WHAT YOU ARE ASKED TO DO:
Give the entries back exactly, dropping each image.

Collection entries
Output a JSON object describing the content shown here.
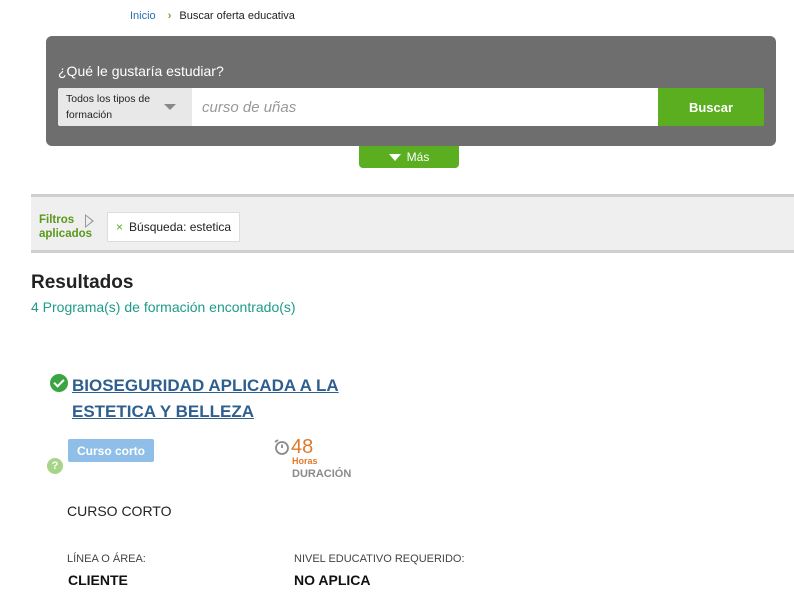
{
  "breadcrumb": {
    "home": "Inicio",
    "current": "Buscar oferta educativa"
  },
  "search": {
    "question": "¿Qué le gustaría estudiar?",
    "type_select": "Todos los tipos de formación",
    "placeholder": "curso de uñas",
    "button": "Buscar",
    "more": "Más"
  },
  "filters": {
    "label": "Filtros aplicados",
    "chip_remove": "×",
    "chip": "Búsqueda: estetica"
  },
  "results": {
    "title": "Resultados",
    "count": "4 Programa(s) de formación encontrado(s)"
  },
  "program": {
    "title": "BIOSEGURIDAD APLICADA A LA ESTETICA Y BELLEZA",
    "badge": "Curso corto",
    "help": "?",
    "duration_value": "48",
    "duration_unit": "Horas",
    "duration_label": "DURACIÓN",
    "type": "CURSO CORTO",
    "area_label": "LÍNEA O ÁREA:",
    "area_value": "CLIENTE",
    "level_label": "NIVEL EDUCATIVO REQUERIDO:",
    "level_value": "NO APLICA"
  },
  "colors": {
    "accent_green": "#5aae1f",
    "panel_gray": "#6e6e6e",
    "title_blue": "#2f5f8f",
    "count_teal": "#1e9b8a",
    "duration_orange": "#e07a2b"
  },
  "icons": {
    "breadcrumb_separator": "chevron-right-icon",
    "more": "triangle-down-icon",
    "filters": "triangle-right-icon",
    "verified": "check-circle-icon",
    "help": "help-circle-icon",
    "duration": "timer-icon"
  }
}
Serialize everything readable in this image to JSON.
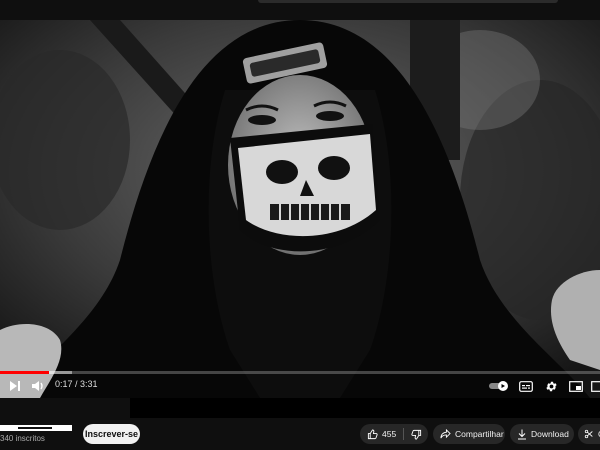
{
  "player": {
    "current_time": "0:17",
    "separator": " / ",
    "duration": "3:31",
    "progress_fraction": 0.081,
    "buffered_fraction": 0.12,
    "autoplay_on": true
  },
  "channel": {
    "subscribers": "340 inscritos",
    "subscribe_label": "Inscrever-se"
  },
  "actions": {
    "likes": "455",
    "share_label": "Compartilhar",
    "download_label": "Download",
    "clip_label": "C"
  },
  "colors": {
    "progress": "#ff0000",
    "page_bg": "#0f0f0f",
    "pill_bg": "#272727"
  }
}
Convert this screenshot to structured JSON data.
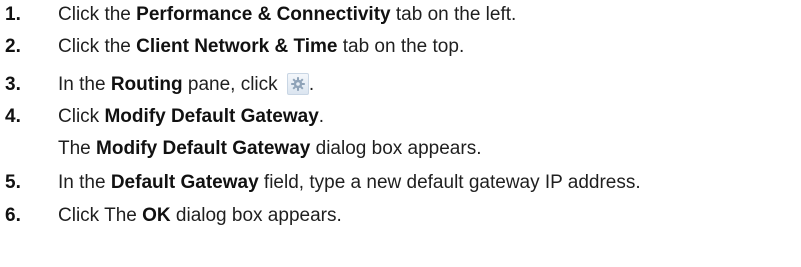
{
  "steps": [
    {
      "num": "1.",
      "pre": "Click the ",
      "bold": "Performance & Connectivity",
      "post": " tab on the left."
    },
    {
      "num": "2.",
      "pre": "Click the ",
      "bold": "Client Network & Time",
      "post": " tab on the top."
    },
    {
      "num": "3.",
      "pre": "In the ",
      "bold": "Routing",
      "post": " pane, click ",
      "after_icon": "."
    },
    {
      "num": "4.",
      "pre": "Click ",
      "bold": "Modify Default Gateway",
      "post": "."
    },
    {
      "cont_pre": "The ",
      "cont_bold": "Modify Default Gateway",
      "cont_post": " dialog box appears."
    },
    {
      "num": "5.",
      "pre": "In the ",
      "bold": "Default Gateway",
      "post": " field, type a new default gateway IP address."
    },
    {
      "num": "6.",
      "pre": "Click The ",
      "bold": "OK",
      "post": " dialog box appears."
    }
  ],
  "icons": {
    "step3_button": "gear-icon"
  },
  "colors": {
    "text": "#1f1f1f",
    "gear_button_bg": "#dbe5f0"
  }
}
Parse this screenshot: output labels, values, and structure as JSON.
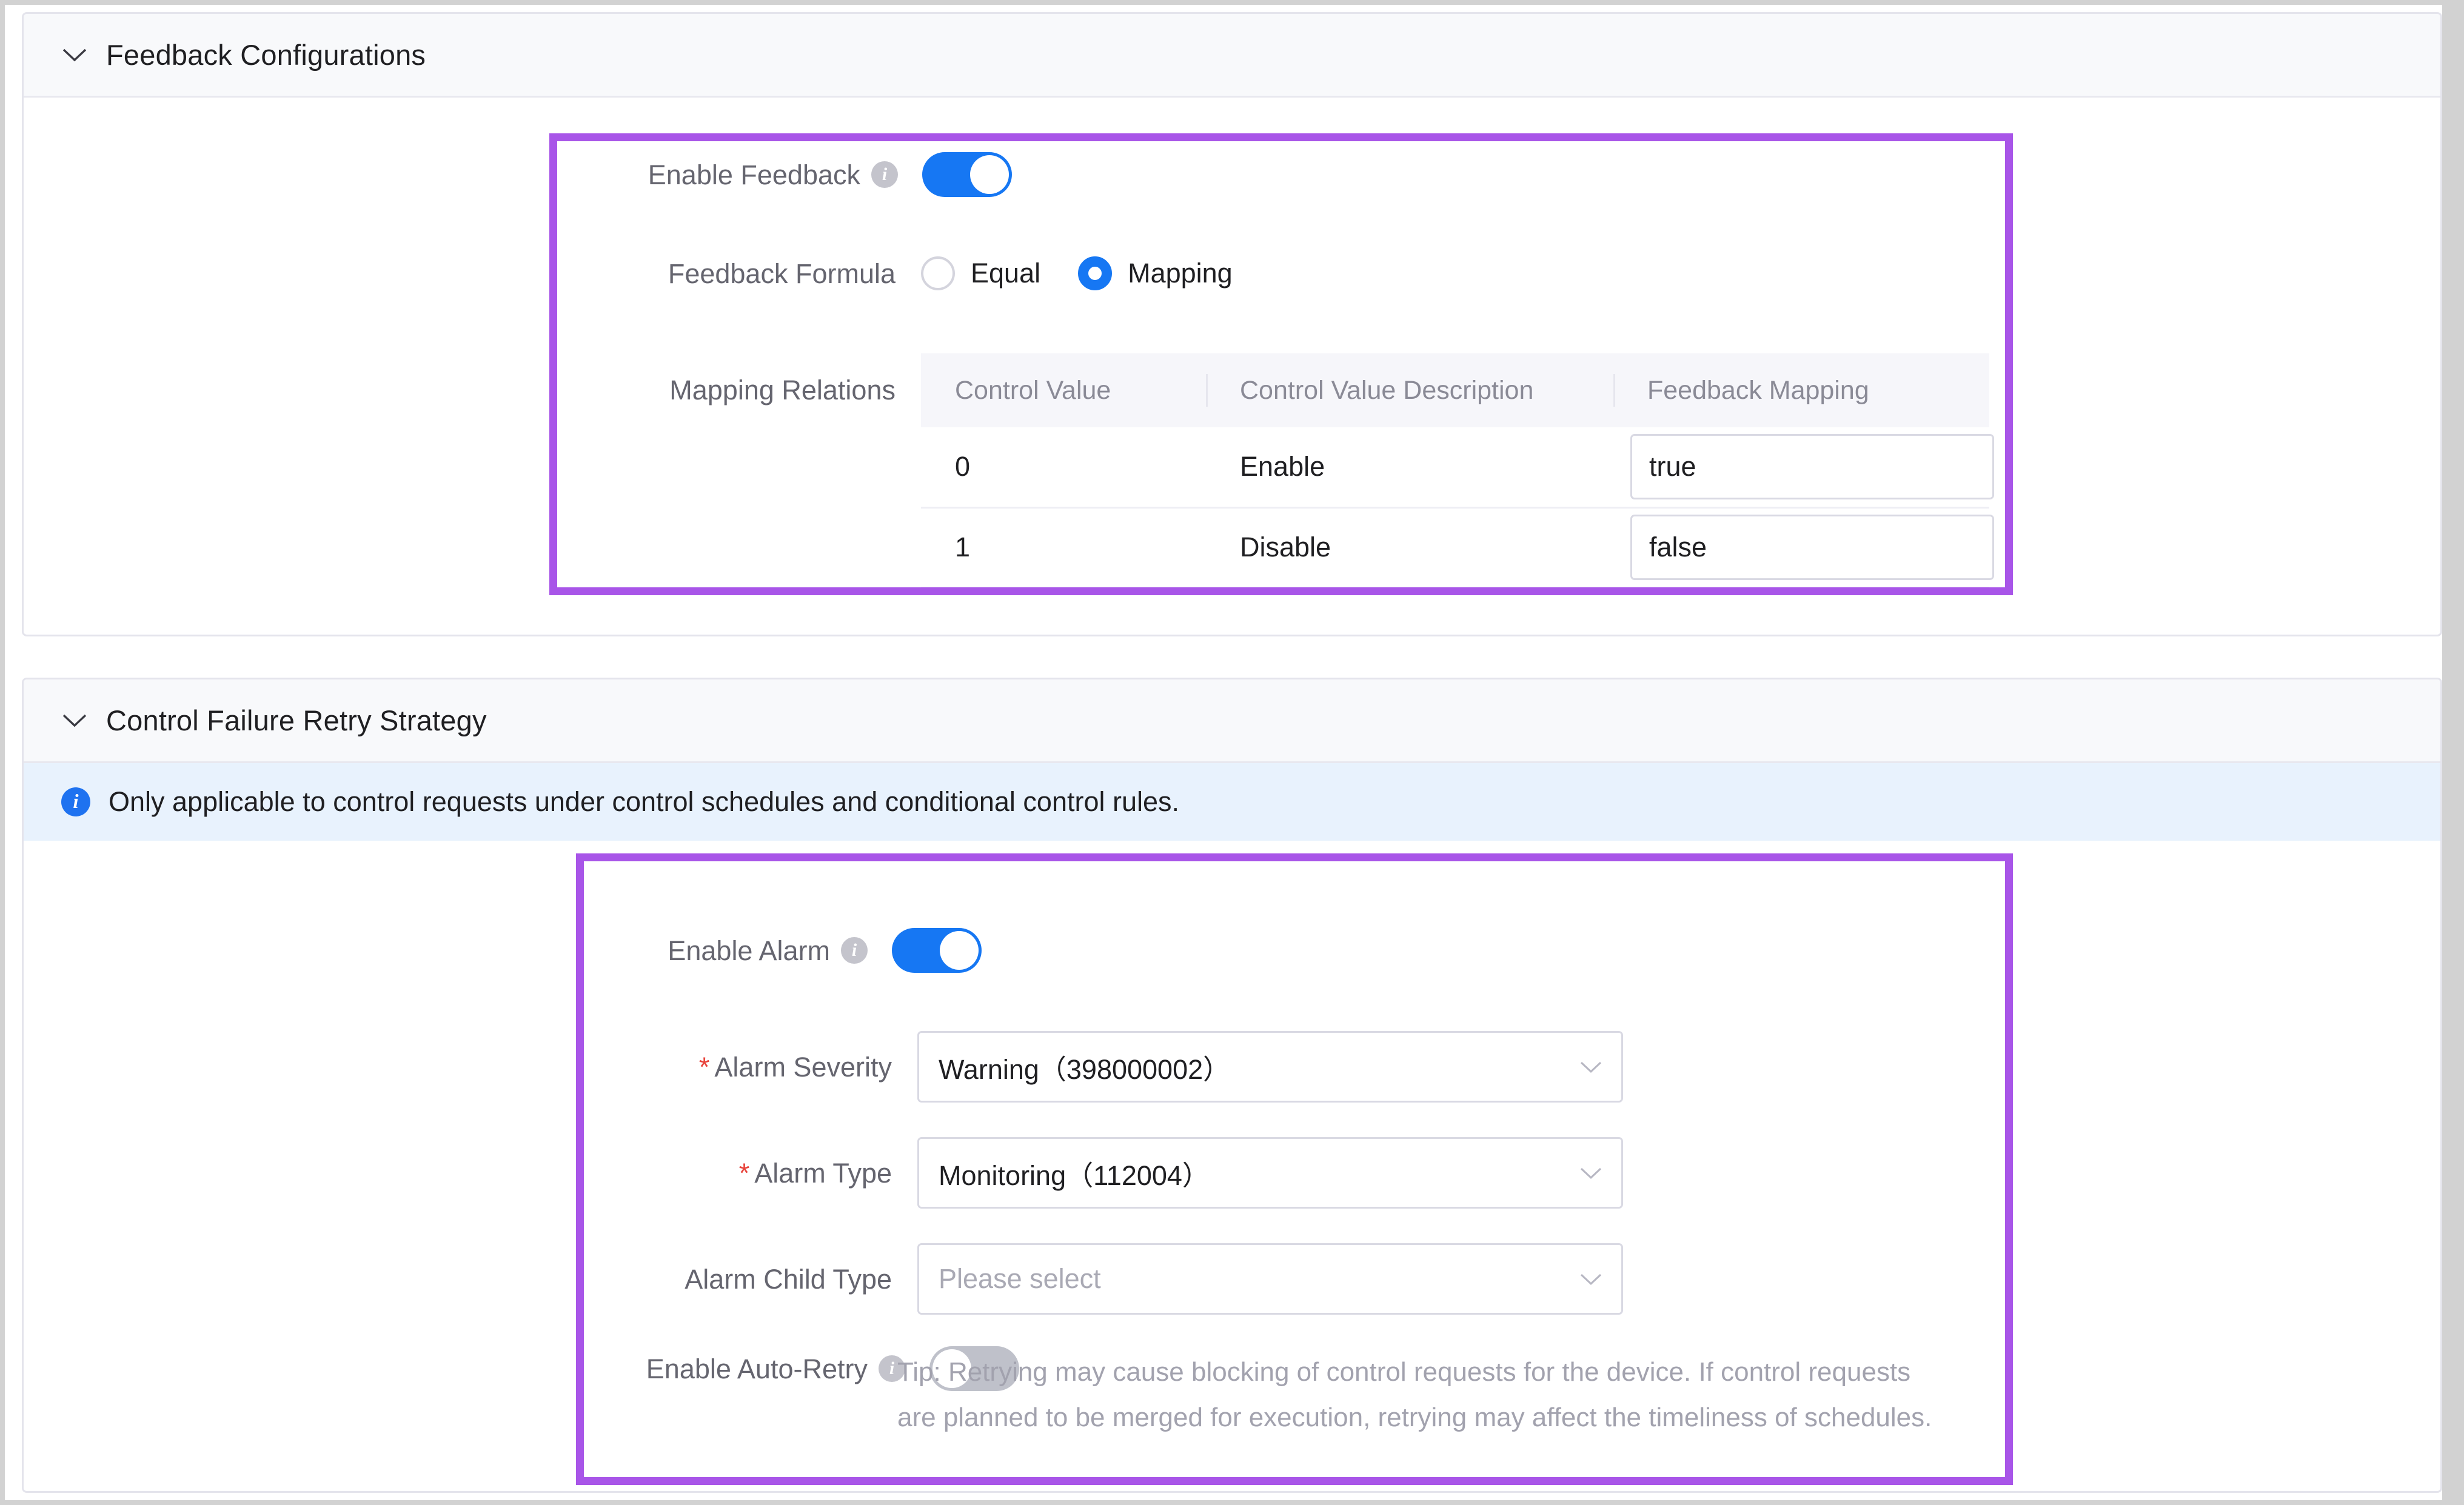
{
  "panels": {
    "feedback": {
      "title": "Feedback Configurations",
      "chevron_icon": "chevron-down-icon",
      "enable_feedback": {
        "label": "Enable Feedback",
        "info_icon": "info-circle-icon",
        "state": "on"
      },
      "feedback_formula": {
        "label": "Feedback Formula",
        "options": [
          {
            "label": "Equal",
            "selected": false
          },
          {
            "label": "Mapping",
            "selected": true
          }
        ]
      },
      "mapping_relations": {
        "label": "Mapping Relations",
        "columns": [
          "Control Value",
          "Control Value Description",
          "Feedback Mapping"
        ],
        "rows": [
          {
            "control_value": "0",
            "description": "Enable",
            "feedback_mapping": "true"
          },
          {
            "control_value": "1",
            "description": "Disable",
            "feedback_mapping": "false"
          }
        ]
      }
    },
    "retry": {
      "title": "Control Failure Retry Strategy",
      "chevron_icon": "chevron-down-icon",
      "banner": {
        "icon": "info-circle-filled-icon",
        "text": "Only applicable to control requests under control schedules and conditional control rules."
      },
      "enable_alarm": {
        "label": "Enable Alarm",
        "info_icon": "info-circle-icon",
        "state": "on"
      },
      "alarm_severity": {
        "label": "Alarm Severity",
        "required_mark": "*",
        "value": "Warning（398000002）",
        "caret_icon": "chevron-down-icon"
      },
      "alarm_type": {
        "label": "Alarm Type",
        "required_mark": "*",
        "value": "Monitoring（112004）",
        "caret_icon": "chevron-down-icon"
      },
      "alarm_child_type": {
        "label": "Alarm Child Type",
        "placeholder": "Please select",
        "value": "",
        "caret_icon": "chevron-down-icon"
      },
      "enable_auto_retry": {
        "label": "Enable Auto-Retry",
        "info_icon": "info-circle-icon",
        "state": "off"
      },
      "tip": "Tip: Retrying may cause blocking of control requests for the device. If control requests are planned to be merged for execution, retrying may affect the timeliness of schedules."
    }
  },
  "colors": {
    "highlight": "#a855e8",
    "toggle_on": "#1677f3",
    "toggle_off": "#bfc1ca",
    "required": "#e8443c",
    "banner_bg": "#e8f2fd",
    "banner_icon": "#1e72f0"
  }
}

RESPONSE TO THE TASK:
Output a JSON object describing the content shown here.
{
  "breadcrumb": {
    "home": "Inicio",
    "current": "Buscar oferta educativa"
  },
  "search": {
    "question": "¿Qué le gustaría estudiar?",
    "type_select": "Todos los tipos de formación",
    "placeholder": "curso de uñas",
    "button": "Buscar",
    "more": "Más"
  },
  "filters": {
    "label": "Filtros aplicados",
    "chip_remove": "×",
    "chip": "Búsqueda: estetica"
  },
  "results": {
    "title": "Resultados",
    "count": "4 Programa(s) de formación encontrado(s)"
  },
  "program": {
    "title": "BIOSEGURIDAD APLICADA A LA ESTETICA Y BELLEZA",
    "badge": "Curso corto",
    "help": "?",
    "duration_value": "48",
    "duration_unit": "Horas",
    "duration_label": "DURACIÓN",
    "type": "CURSO CORTO",
    "area_label": "LÍNEA O ÁREA:",
    "area_value": "CLIENTE",
    "level_label": "NIVEL EDUCATIVO REQUERIDO:",
    "level_value": "NO APLICA"
  },
  "colors": {
    "accent_green": "#5aae1f",
    "panel_gray": "#6e6e6e",
    "title_blue": "#2f5f8f",
    "count_teal": "#1e9b8a",
    "duration_orange": "#e07a2b"
  },
  "icons": {
    "breadcrumb_separator": "chevron-right-icon",
    "more": "triangle-down-icon",
    "filters": "triangle-right-icon",
    "verified": "check-circle-icon",
    "help": "help-circle-icon",
    "duration": "timer-icon"
  }
}
Serialize everything readable in this image to JSON.
{
  "player": {
    "current_time": "0:17",
    "separator": " / ",
    "duration": "3:31",
    "progress_fraction": 0.081,
    "buffered_fraction": 0.12,
    "autoplay_on": true
  },
  "channel": {
    "subscribers": "340 inscritos",
    "subscribe_label": "Inscrever-se"
  },
  "actions": {
    "likes": "455",
    "share_label": "Compartilhar",
    "download_label": "Download",
    "clip_label": "C"
  },
  "colors": {
    "progress": "#ff0000",
    "page_bg": "#0f0f0f",
    "pill_bg": "#272727"
  }
}
Convert this screenshot to structured JSON data.
{
  "steps": [
    {
      "num": "1.",
      "pre": "Click the ",
      "bold": "Performance & Connectivity",
      "post": " tab on the left."
    },
    {
      "num": "2.",
      "pre": "Click the ",
      "bold": "Client Network & Time",
      "post": " tab on the top."
    },
    {
      "num": "3.",
      "pre": "In the ",
      "bold": "Routing",
      "post": " pane, click ",
      "after_icon": "."
    },
    {
      "num": "4.",
      "pre": "Click ",
      "bold": "Modify Default Gateway",
      "post": "."
    },
    {
      "cont_pre": "The ",
      "cont_bold": "Modify Default Gateway",
      "cont_post": " dialog box appears."
    },
    {
      "num": "5.",
      "pre": "In the ",
      "bold": "Default Gateway",
      "post": " field, type a new default gateway IP address."
    },
    {
      "num": "6.",
      "pre": "Click The ",
      "bold": "OK",
      "post": " dialog box appears."
    }
  ],
  "icons": {
    "step3_button": "gear-icon"
  },
  "colors": {
    "text": "#1f1f1f",
    "gear_button_bg": "#dbe5f0"
  }
}
Parse this screenshot: output labels, values, and structure as JSON.
{
  "panels": {
    "feedback": {
      "title": "Feedback Configurations",
      "chevron_icon": "chevron-down-icon",
      "enable_feedback": {
        "label": "Enable Feedback",
        "info_icon": "info-circle-icon",
        "state": "on"
      },
      "feedback_formula": {
        "label": "Feedback Formula",
        "options": [
          {
            "label": "Equal",
            "selected": false
          },
          {
            "label": "Mapping",
            "selected": true
          }
        ]
      },
      "mapping_relations": {
        "label": "Mapping Relations",
        "columns": [
          "Control Value",
          "Control Value Description",
          "Feedback Mapping"
        ],
        "rows": [
          {
            "control_value": "0",
            "description": "Enable",
            "feedback_mapping": "true"
          },
          {
            "control_value": "1",
            "description": "Disable",
            "feedback_mapping": "false"
          }
        ]
      }
    },
    "retry": {
      "title": "Control Failure Retry Strategy",
      "chevron_icon": "chevron-down-icon",
      "banner": {
        "icon": "info-circle-filled-icon",
        "text": "Only applicable to control requests under control schedules and conditional control rules."
      },
      "enable_alarm": {
        "label": "Enable Alarm",
        "info_icon": "info-circle-icon",
        "state": "on"
      },
      "alarm_severity": {
        "label": "Alarm Severity",
        "required_mark": "*",
        "value": "Warning（398000002）",
        "caret_icon": "chevron-down-icon"
      },
      "alarm_type": {
        "label": "Alarm Type",
        "required_mark": "*",
        "value": "Monitoring（112004）",
        "caret_icon": "chevron-down-icon"
      },
      "alarm_child_type": {
        "label": "Alarm Child Type",
        "placeholder": "Please select",
        "value": "",
        "caret_icon": "chevron-down-icon"
      },
      "enable_auto_retry": {
        "label": "Enable Auto-Retry",
        "info_icon": "info-circle-icon",
        "state": "off"
      },
      "tip": "Tip: Retrying may cause blocking of control requests for the device. If control requests are planned to be merged for execution, retrying may affect the timeliness of schedules."
    }
  },
  "colors": {
    "highlight": "#a855e8",
    "toggle_on": "#1677f3",
    "toggle_off": "#bfc1ca",
    "required": "#e8443c",
    "banner_bg": "#e8f2fd",
    "banner_icon": "#1e72f0"
  }
}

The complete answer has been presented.